Task brief:
Collect each line holding the string "document".

Record list:

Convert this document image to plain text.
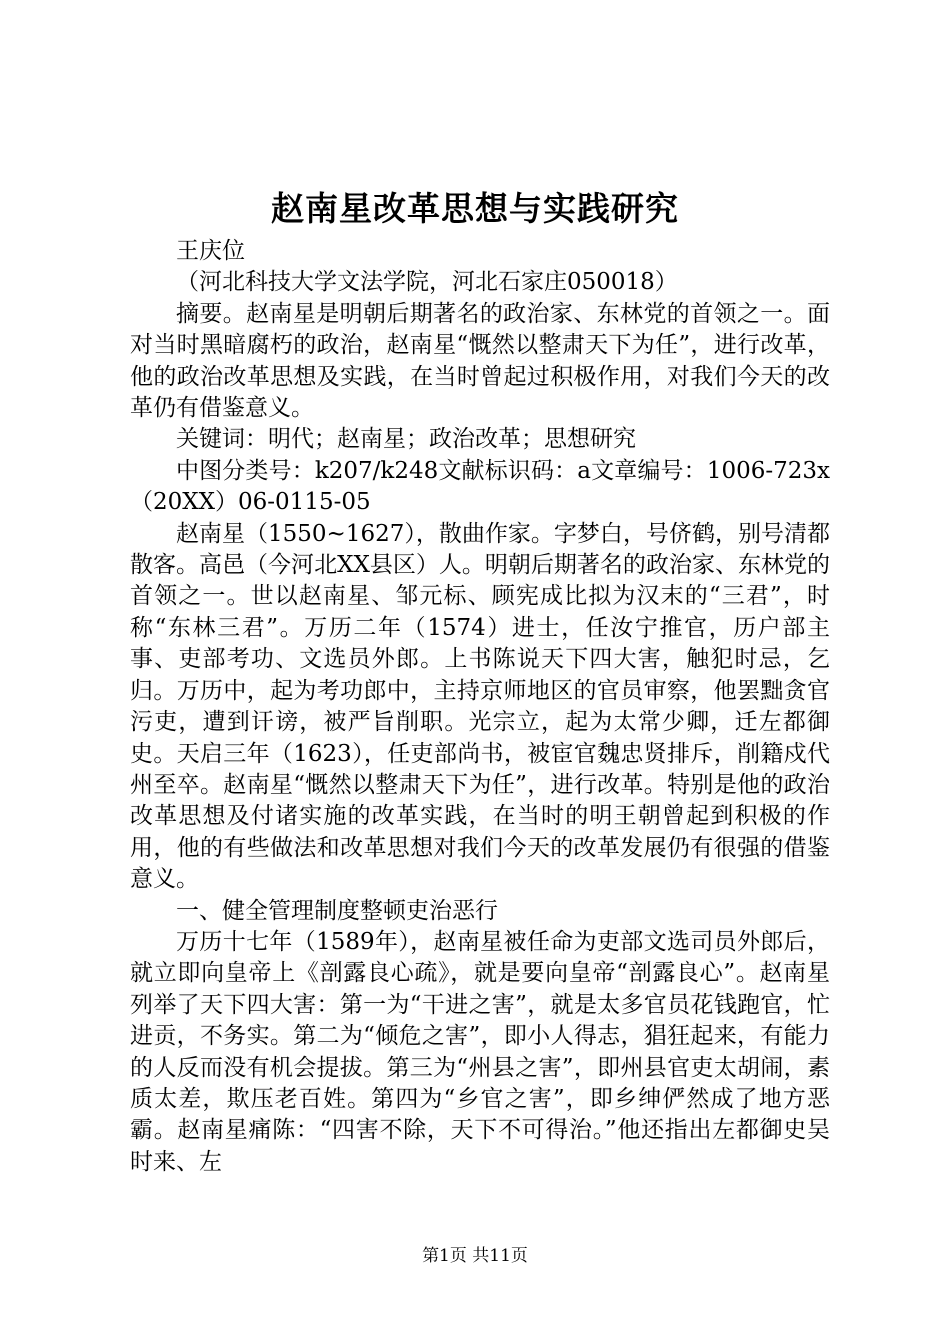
赵南星改革思想与实践研究

王庆位

（河北科技大学文法学院，河北石家庄050018）

摘要。赵南星是明朝后期著名的政治家、东林党的首领之一。面对当时黑暗腐朽的政治，赵南星“慨然以整肃天下为任”，进行改革，他的政治改革思想及实践，在当时曾起过积极作用，对我们今天的改革仍有借鉴意义。

关键词：明代；赵南星；政治改革；思想研究

中图分类号：k207/k248文献标识码：a文章编号：1006-723x（20XX）06-0115-05

赵南星（1550~1627），散曲作家。字梦白，号侪鹤，别号清都散客。高邑（今河北XX县区）人。明朝后期著名的政治家、东林党的首领之一。世以赵南星、邹元标、顾宪成比拟为汉末的“三君”，时称“东林三君”。万历二年（1574）进士，任汝宁推官，历户部主事、吏部考功、文选员外郎。上书陈说天下四大害，触犯时忌，乞归。万历中，起为考功郎中，主持京师地区的官员审察，他罢黜贪官污吏，遭到讦谤，被严旨削职。光宗立，起为太常少卿，迁左都御史。天启三年（1623），任吏部尚书，被宦官魏忠贤排斥，削籍戍代州至卒。赵南星“慨然以整肃天下为任”，进行改革。特别是他的政治改革思想及付诸实施的改革实践，在当时的明王朝曾起到积极的作用，他的有些做法和改革思想对我们今天的改革发展仍有很强的借鉴意义。

一、健全管理制度整顿吏治恶行

万历十七年（1589年），赵南星被任命为吏部文选司员外郎后，就立即向皇帝上《剖露良心疏》，就是要向皇帝“剖露良心”。赵南星列举了天下四大害：第一为“干进之害”，就是太多官员花钱跑官，忙进贡，不务实。第二为“倾危之害”，即小人得志，猖狂起来，有能力的人反而没有机会提拔。第三为“州县之害”，即州县官吏太胡闹，素质太差，欺压老百姓。第四为“乡官之害”，即乡绅俨然成了地方恶霸。赵南星痛陈：“四害不除，天下不可得治。”他还指出左都御史吴时来、左

第1页 共11页
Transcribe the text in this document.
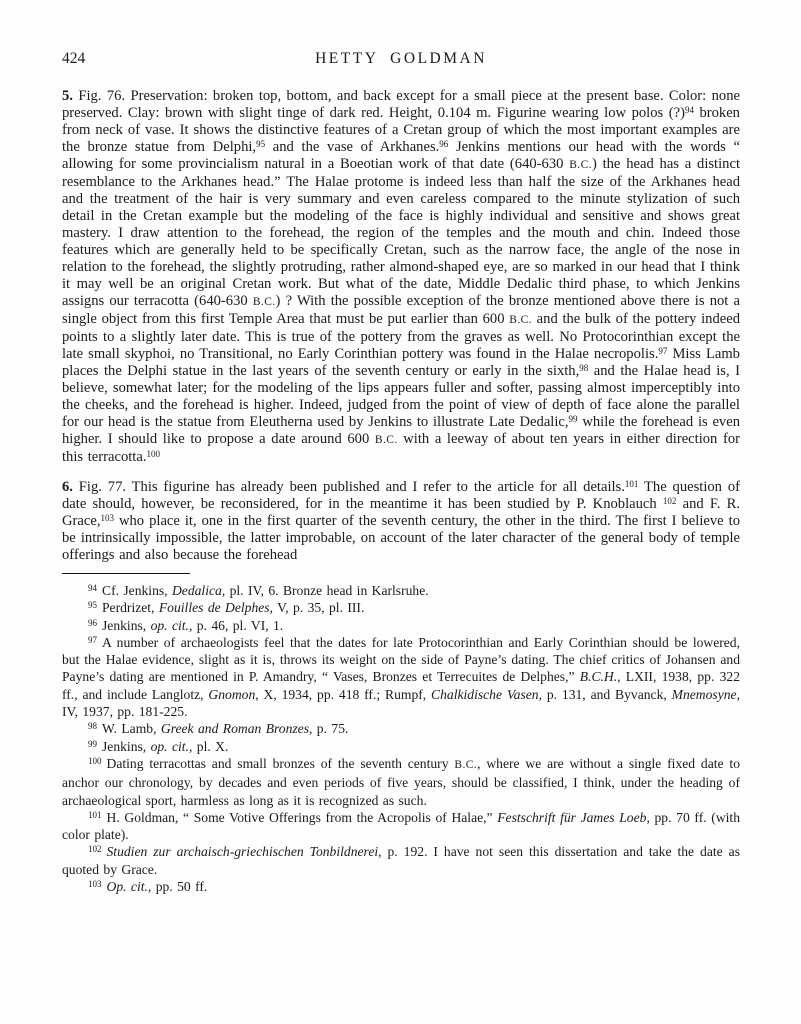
424	HETTY GOLDMAN

5. Fig. 76. Preservation: broken top, bottom, and back except for a small piece at the present base. Color: none preserved. Clay: brown with slight tinge of dark red. Height, 0.104 m. Figurine wearing low polos (?)$^{94}$ broken from neck of vase. It shows the distinctive features of a Cretan group of which the most important examples are the bronze statue from Delphi,$^{95}$ and the vase of Arkhanes.$^{96}$ Jenkins mentions our head with the words “ allowing for some provincialism natural in a Boeotian work of that date (640-630 B.C.) the head has a distinct resemblance to the Arkhanes head.” The Halae protome is indeed less than half the size of the Arkhanes head and the treatment of the hair is very summary and even careless compared to the minute stylization of such detail in the Cretan example but the modeling of the face is highly individual and sensitive and shows great mastery. I draw attention to the forehead, the region of the temples and the mouth and chin. Indeed those features which are generally held to be specifically Cretan, such as the narrow face, the angle of the nose in relation to the forehead, the slightly protruding, rather almond-shaped eye, are so marked in our head that I think it may well be an original Cretan work. But what of the date, Middle Dedalic third phase, to which Jenkins assigns our terracotta (640-630 B.C.) ? With the possible exception of the bronze mentioned above there is not a single object from this first Temple Area that must be put earlier than 600 B.C. and the bulk of the pottery indeed points to a slightly later date. This is true of the pottery from the graves as well. No Protocorinthian except the late small skyphoi, no Transitional, no Early Corinthian pottery was found in the Halae necropolis.$^{97}$ Miss Lamb places the Delphi statue in the last years of the seventh century or early in the sixth,$^{98}$ and the Halae head is, I believe, somewhat later; for the modeling of the lips appears fuller and softer, passing almost imperceptibly into the cheeks, and the forehead is higher. Indeed, judged from the point of view of depth of face alone the parallel for our head is the statue from Eleutherna used by Jenkins to illustrate Late Dedalic,$^{99}$ while the forehead is even higher. I should like to propose a date around 600 B.C. with a leeway of about ten years in either direction for this terracotta.$^{100}$

6. Fig. 77. This figurine has already been published and I refer to the article for all details.$^{101}$ The question of date should, however, be reconsidered, for in the meantime it has been studied by P. Knoblauch $^{102}$ and F. R. Grace,$^{103}$ who place it, one in the first quarter of the seventh century, the other in the third. The first I believe to be intrinsically impossible, the latter improbable, on account of the later character of the general body of temple offerings and also because the forehead

$^{94}$ Cf. Jenkins, Dedalica, pl. IV, 6. Bronze head in Karlsruhe.

$^{95}$ Perdrizet, Fouilles de Delphes, V, p. 35, pl. III.

$^{96}$ Jenkins, op. cit., p. 46, pl. VI, 1.

$^{97}$ A number of archaeologists feel that the dates for late Protocorinthian and Early Corinthian should be lowered, but the Halae evidence, slight as it is, throws its weight on the side of Payne’s dating. The chief critics of Johansen and Payne’s dating are mentioned in P. Amandry, “ Vases, Bronzes et Terrecuites de Delphes,” B.C.H., LXII, 1938, pp. 322 ff., and include Langlotz, Gnomon, X, 1934, pp. 418 ff.; Rumpf, Chalkidische Vasen, p. 131, and Byvanck, Mnemosyne, IV, 1937, pp. 181-225.

$^{98}$ W. Lamb, Greek and Roman Bronzes, p. 75.

$^{99}$ Jenkins, op. cit., pl. X.

$^{100}$ Dating terracottas and small bronzes of the seventh century B.C., where we are without a single fixed date to anchor our chronology, by decades and even periods of five years, should be classified, I think, under the heading of archaeological sport, harmless as long as it is recognized as such.

$^{101}$ H. Goldman, “ Some Votive Offerings from the Acropolis of Halae,” Festschrift für James Loeb, pp. 70 ff. (with color plate).

$^{102}$ Studien zur archaisch-griechischen Tonbildnerei, p. 192. I have not seen this dissertation and take the date as quoted by Grace.

$^{103}$ Op. cit., pp. 50 ff.
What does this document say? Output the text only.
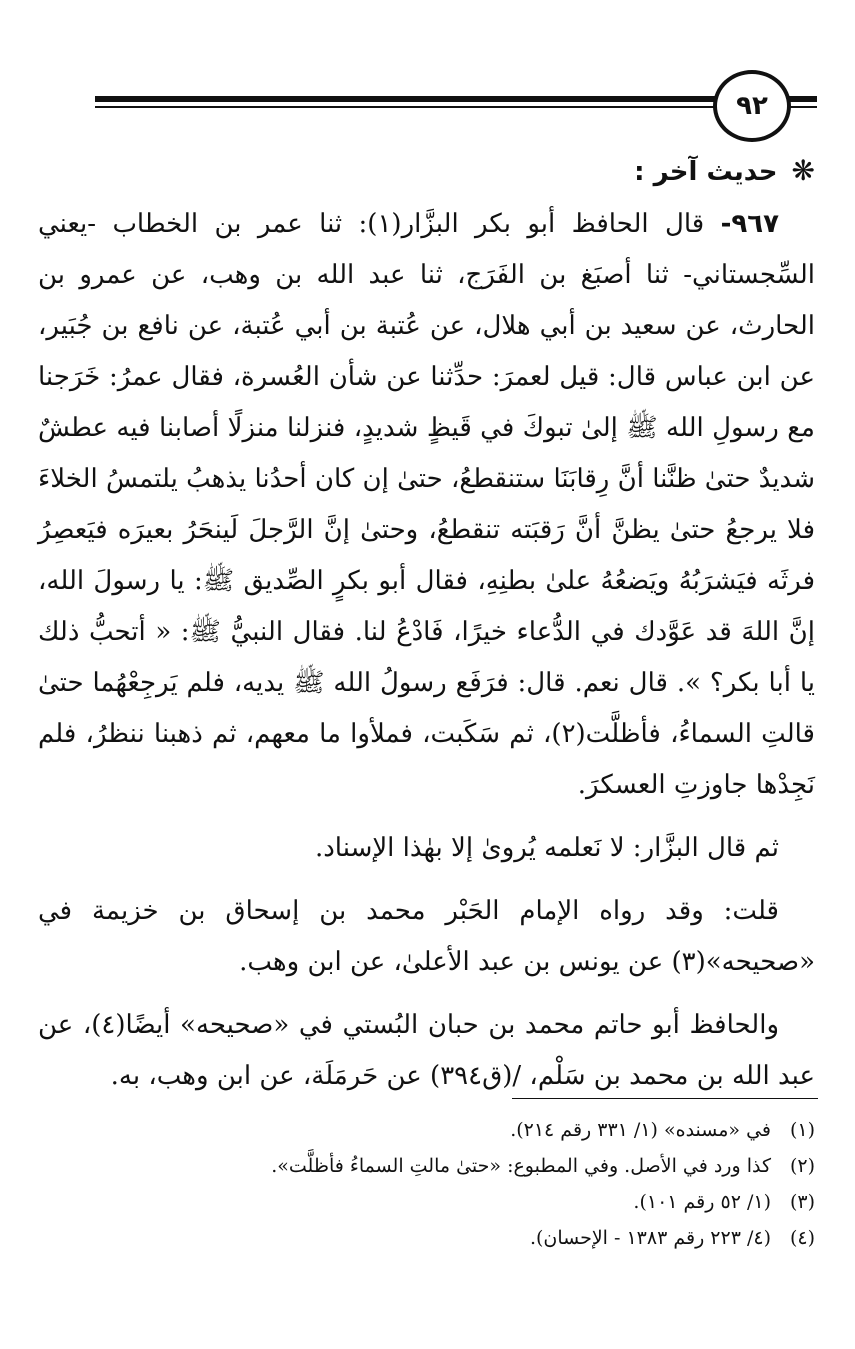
٩٢
❋حديث آخر :

٩٦٧- قال الحافظ أبو بكر البزَّار(١): ثنا عمر بن الخطاب -يعني السِّجستاني- ثنا أصبَغ بن الفَرَج، ثنا عبد الله بن وهب، عن عمرو بن الحارث، عن سعيد بن أبي هلال، عن عُتبة بن أبي عُتبة، عن نافع بن جُبَير، عن ابن عباس قال: قيل لعمرَ: حدِّثنا عن شأن العُسرة، فقال عمرُ: خَرَجنا مع رسولِ الله ﷺ إلىٰ تبوكَ في قَيظٍ شديدٍ، فنزلنا منزلًا أصابنا فيه عطشٌ شديدٌ حتىٰ ظنَّنا أنَّ رِقابَنَا ستنقطعُ، حتىٰ إن كان أحدُنا يذهبُ يلتمسُ الخلاءَ فلا يرجعُ حتىٰ يظنَّ أنَّ رَقبَته تنقطعُ، وحتىٰ إنَّ الرَّجلَ لَينحَرُ بعيرَه فيَعصِرُ فرثَه فيَشرَبُهُ ويَضعُهُ علىٰ بطنِهِ، فقال أبو بكرٍ الصِّديق ﷺ: يا رسولَ الله، إنَّ اللهَ قد عَوَّدك في الدُّعاء خيرًا، فَادْعُ لنا. فقال النبيُّ ﷺ: « أتحبُّ ذلك يا أبا بكر؟ ». قال نعم. قال: فرَفَع رسولُ الله ﷺ يديه، فلم يَرجِعْهُما حتىٰ قالتِ السماءُ، فأظلَّت(٢)، ثم سَكَبت، فملأوا ما معهم، ثم ذهبنا ننظرُ، فلم نَجِدْها جاوزتِ العسكرَ.

ثم قال البزَّار: لا نَعلمه يُروىٰ إلا بهٰذا الإسناد.

قلت: وقد رواه الإمام الحَبْر محمد بن إسحاق بن خزيمة في «صحيحه»(٣) عن يونس بن عبد الأعلىٰ، عن ابن وهب.

والحافظ أبو حاتم محمد بن حبان البُستي في «صحيحه» أيضًا(٤)، عن عبد الله بن محمد بن سَلْم، /(ق٣٩٤) عن حَرمَلَة، عن ابن وهب، به.

(١)في «مسنده» (١/ ٣٣١ رقم ٢١٤).
(٢)كذا ورد في الأصل. وفي المطبوع: «حتىٰ مالتِ السماءُ فأظلَّت».
(٣)(١/ ٥٢ رقم ١٠١).
(٤)(٤/ ٢٢٣ رقم ١٣٨٣ - الإحسان).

Written solution:
Convert this document image to plain text.
Transcribe the text in this document.
What does this document say? Output the text only.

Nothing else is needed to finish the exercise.